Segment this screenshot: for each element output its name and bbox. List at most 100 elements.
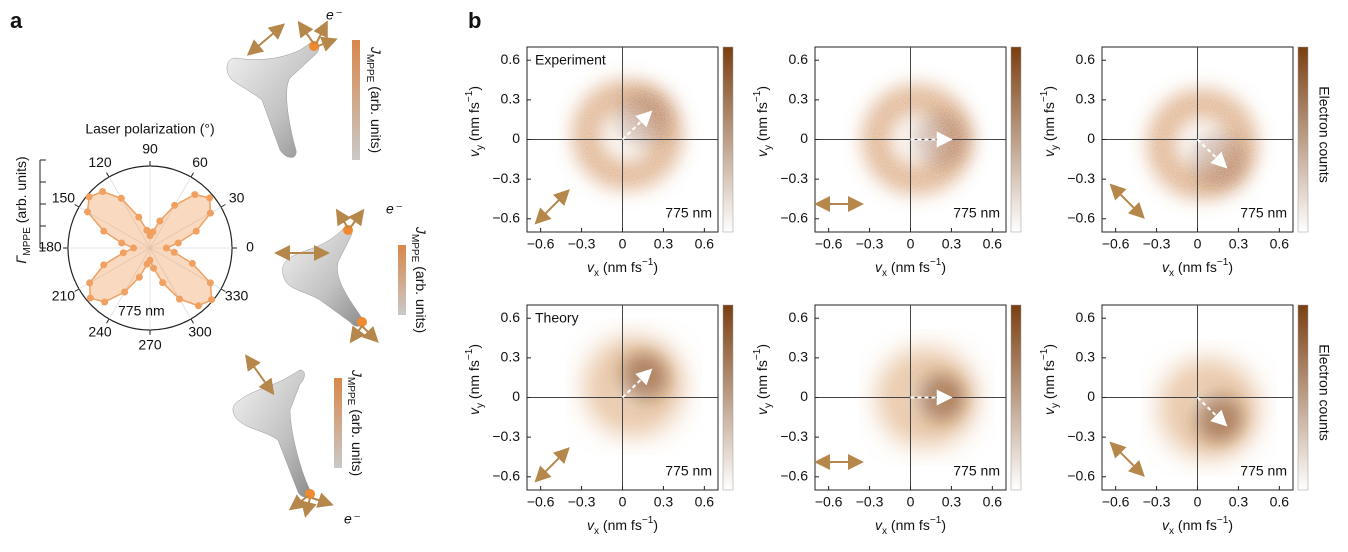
label-part: J [349, 369, 365, 378]
y-tick-label: −0.3 [1067, 428, 1095, 444]
label-part: MPPE [22, 227, 33, 256]
label-part: (nm fs [599, 259, 642, 275]
grid-line [149, 247, 192, 320]
data-point [117, 194, 125, 202]
label-part: v [875, 259, 883, 275]
grid-line [78, 206, 151, 249]
label-part: −1 [1039, 348, 1050, 360]
data-point [146, 256, 154, 264]
y-axis-label: vy (nm fs−1) [752, 86, 774, 157]
data-point [191, 191, 199, 199]
x-tick-label: −0.6 [1102, 236, 1130, 252]
particle-inset [232, 354, 342, 518]
label-part: (nm fs [1174, 517, 1217, 533]
colorbar [722, 304, 734, 491]
y-tick-label: 0.6 [501, 51, 521, 67]
label-part: Γ [13, 255, 29, 264]
data-point [86, 279, 94, 287]
y-axis-label: vy (nm fs−1) [1039, 86, 1061, 157]
x-axis-label: vx (nm fs−1) [1162, 257, 1233, 279]
data-point [101, 298, 109, 306]
label-part: −1 [930, 257, 942, 268]
x-tick-label: −0.6 [527, 494, 555, 510]
tick-mark [106, 172, 110, 178]
label-part: (arb. units) [349, 405, 365, 476]
label-part: x [594, 526, 599, 537]
label-part: ) [754, 344, 770, 349]
electron-label: e⁻ [386, 201, 403, 217]
grid-line [108, 247, 151, 320]
y-tick-label: −0.6 [492, 467, 520, 483]
label-part: (nm fs [466, 102, 482, 145]
wavelength-label: 775 nm [665, 463, 712, 479]
wavelength-label: 775 nm [665, 205, 712, 221]
y-tick-label: −0.6 [1067, 467, 1095, 483]
x-tick-label: −0.3 [1143, 236, 1171, 252]
data-point [150, 264, 158, 272]
x-tick-label: −0.3 [568, 494, 596, 510]
label-part: −1 [1217, 257, 1229, 268]
y-tick-label: 0 [800, 388, 808, 404]
label-part: v [1162, 259, 1170, 275]
label-part: (nm fs [754, 360, 770, 403]
colorbar-label: Electron counts [1316, 344, 1332, 441]
label-part: −1 [1039, 90, 1050, 102]
label-part: v [1041, 149, 1057, 157]
label-part: ) [941, 259, 946, 275]
density [586, 339, 682, 434]
label-part: ) [653, 517, 658, 533]
colorbar [1297, 46, 1309, 233]
panel-label: a [10, 8, 23, 33]
y-tick-label: −0.6 [780, 209, 808, 225]
y-tick-label: 0.6 [789, 51, 809, 67]
y-tick-label: 0.3 [501, 349, 521, 365]
label-part: ) [1228, 517, 1233, 533]
wavelength-label: 775 nm [1240, 205, 1287, 221]
y-tick-label: 0 [512, 388, 520, 404]
data-point [174, 239, 182, 247]
x-tick-label: −0.6 [1102, 494, 1130, 510]
data-point [188, 259, 196, 267]
data-point [99, 187, 107, 195]
y-tick-label: −0.6 [492, 209, 520, 225]
electron-label: e⁻ [344, 511, 361, 527]
label-part: MPPE [409, 234, 420, 263]
label-part: x [882, 526, 887, 537]
x-tick-label: 0 [619, 494, 627, 510]
grid-line [108, 176, 151, 249]
label-part: −1 [1217, 515, 1229, 526]
y-tick-label: 0 [800, 130, 808, 146]
x-tick-label: 0 [619, 236, 627, 252]
label-part: y [763, 144, 774, 150]
y-tick-label: 0.3 [1076, 91, 1096, 107]
label-part: x [594, 268, 599, 279]
polar-fit [86, 190, 213, 307]
y-tick-label: 0.6 [789, 309, 809, 325]
angle-tick-label: 240 [88, 324, 112, 340]
angle-tick-label: 90 [142, 141, 158, 157]
label-part: −1 [642, 515, 654, 526]
polarization-arrow [534, 447, 570, 483]
label-part: v [466, 149, 482, 157]
tick-mark [74, 204, 80, 208]
label-part: ) [941, 517, 946, 533]
data-point [100, 261, 108, 269]
x-tick-label: 0 [1194, 494, 1202, 510]
angle-tick-label: 0 [246, 239, 254, 255]
angle-tick-label: 120 [88, 154, 112, 170]
axis-label: ΓMPPE (arb. units) [13, 156, 33, 263]
angle-tick-label: 270 [138, 337, 162, 353]
x-axis-label: vx (nm fs−1) [587, 515, 658, 537]
data-point [208, 296, 216, 304]
y-tick-label: 0.6 [1076, 51, 1096, 67]
angle-tick-label: 300 [188, 324, 212, 340]
label-part: v [466, 407, 482, 415]
colorbar-label: Electron counts [1316, 86, 1332, 183]
label-part: ) [754, 86, 770, 91]
data-point [194, 302, 202, 310]
label-part: v [587, 259, 595, 275]
data-point [100, 227, 108, 235]
label-part: v [754, 149, 770, 157]
colorbar-label: JMPPE (arb. units) [409, 226, 429, 333]
label-part: (nm fs [1041, 360, 1057, 403]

● Exercise:
Copy every line of the records above without changing a single character, and leave the pictures out of your copy.

● Response for this exercise:
Segment this screenshot: for each element output its name and bbox. List at most 100 elements.
label-part: J [349, 369, 365, 378]
y-tick-label: −0.3 [1067, 428, 1095, 444]
label-part: MPPE [22, 227, 33, 256]
label-part: (nm fs [599, 259, 642, 275]
grid-line [149, 247, 192, 320]
data-point [117, 194, 125, 202]
label-part: v [875, 259, 883, 275]
grid-line [78, 206, 151, 249]
label-part: −1 [1039, 348, 1050, 360]
data-point [146, 256, 154, 264]
y-axis-label: vy (nm fs−1) [752, 86, 774, 157]
data-point [191, 191, 199, 199]
x-tick-label: −0.6 [1102, 236, 1130, 252]
particle-inset [232, 354, 342, 518]
label-part: (nm fs [1174, 517, 1217, 533]
colorbar [722, 304, 734, 491]
y-tick-label: 0.6 [501, 51, 521, 67]
label-part: Γ [13, 255, 29, 264]
data-point [86, 279, 94, 287]
y-axis-label: vy (nm fs−1) [1039, 86, 1061, 157]
x-axis-label: vx (nm fs−1) [1162, 257, 1233, 279]
data-point [101, 298, 109, 306]
label-part: −1 [930, 257, 942, 268]
x-tick-label: −0.6 [527, 494, 555, 510]
tick-mark [106, 172, 110, 178]
label-part: (arb. units) [349, 405, 365, 476]
label-part: x [594, 526, 599, 537]
label-part: ) [754, 344, 770, 349]
electron-label: e⁻ [386, 201, 403, 217]
grid-line [108, 247, 151, 320]
y-tick-label: −0.6 [492, 467, 520, 483]
label-part: (nm fs [466, 102, 482, 145]
wavelength-label: 775 nm [665, 463, 712, 479]
wavelength-label: 775 nm [665, 205, 712, 221]
y-tick-label: −0.6 [1067, 467, 1095, 483]
x-tick-label: −0.3 [1143, 236, 1171, 252]
data-point [150, 264, 158, 272]
x-tick-label: −0.3 [568, 494, 596, 510]
label-part: −1 [1217, 257, 1229, 268]
y-tick-label: 0 [800, 388, 808, 404]
label-part: v [1162, 259, 1170, 275]
label-part: (nm fs [754, 360, 770, 403]
colorbar-label: Electron counts [1316, 344, 1332, 441]
label-part: −1 [1039, 90, 1050, 102]
label-part: v [1041, 149, 1057, 157]
label-part: ) [941, 259, 946, 275]
density [586, 339, 682, 434]
label-part: ) [653, 517, 658, 533]
colorbar [1297, 46, 1309, 233]
panel-label: a [10, 8, 23, 33]
y-tick-label: −0.6 [780, 209, 808, 225]
y-tick-label: 0.6 [789, 51, 809, 67]
y-tick-label: 0.3 [501, 349, 521, 365]
label-part: ) [1228, 517, 1233, 533]
wavelength-label: 775 nm [1240, 205, 1287, 221]
y-tick-label: 0 [512, 388, 520, 404]
data-point [174, 239, 182, 247]
x-tick-label: −0.6 [1102, 494, 1130, 510]
data-point [188, 259, 196, 267]
data-point [99, 187, 107, 195]
y-tick-label: −0.6 [492, 209, 520, 225]
electron-label: e⁻ [344, 511, 361, 527]
label-part: MPPE [409, 234, 420, 263]
label-part: x [882, 526, 887, 537]
x-tick-label: 0 [619, 494, 627, 510]
grid-line [108, 176, 151, 249]
label-part: −1 [1217, 515, 1229, 526]
y-tick-label: 0 [800, 130, 808, 146]
x-tick-label: 0 [619, 236, 627, 252]
label-part: y [763, 144, 774, 150]
y-tick-label: 0.3 [1076, 91, 1096, 107]
label-part: x [594, 268, 599, 279]
polar-fit [86, 190, 213, 307]
y-tick-label: 0.6 [789, 309, 809, 325]
angle-tick-label: 240 [88, 324, 112, 340]
angle-tick-label: 90 [142, 141, 158, 157]
label-part: −1 [642, 515, 654, 526]
polarization-arrow [534, 447, 570, 483]
label-part: v [466, 149, 482, 157]
tick-mark [74, 204, 80, 208]
label-part: ) [941, 517, 946, 533]
data-point [100, 261, 108, 269]
x-tick-label: 0 [1194, 494, 1202, 510]
angle-tick-label: 0 [246, 239, 254, 255]
angle-tick-label: 120 [88, 154, 112, 170]
axis-label: ΓMPPE (arb. units) [13, 156, 33, 263]
angle-tick-label: 270 [138, 337, 162, 353]
x-axis-label: vx (nm fs−1) [587, 515, 658, 537]
data-point [208, 296, 216, 304]
y-tick-label: 0.6 [1076, 51, 1096, 67]
angle-tick-label: 300 [188, 324, 212, 340]
label-part: v [466, 407, 482, 415]
colorbar-label: Electron counts [1316, 86, 1332, 183]
label-part: ) [754, 86, 770, 91]
data-point [194, 302, 202, 310]
label-part: v [587, 259, 595, 275]
data-point [100, 227, 108, 235]
label-part: v [754, 149, 770, 157]
colorbar-label: JMPPE (arb. units) [409, 226, 429, 333]
label-part: (nm fs [1041, 360, 1057, 403]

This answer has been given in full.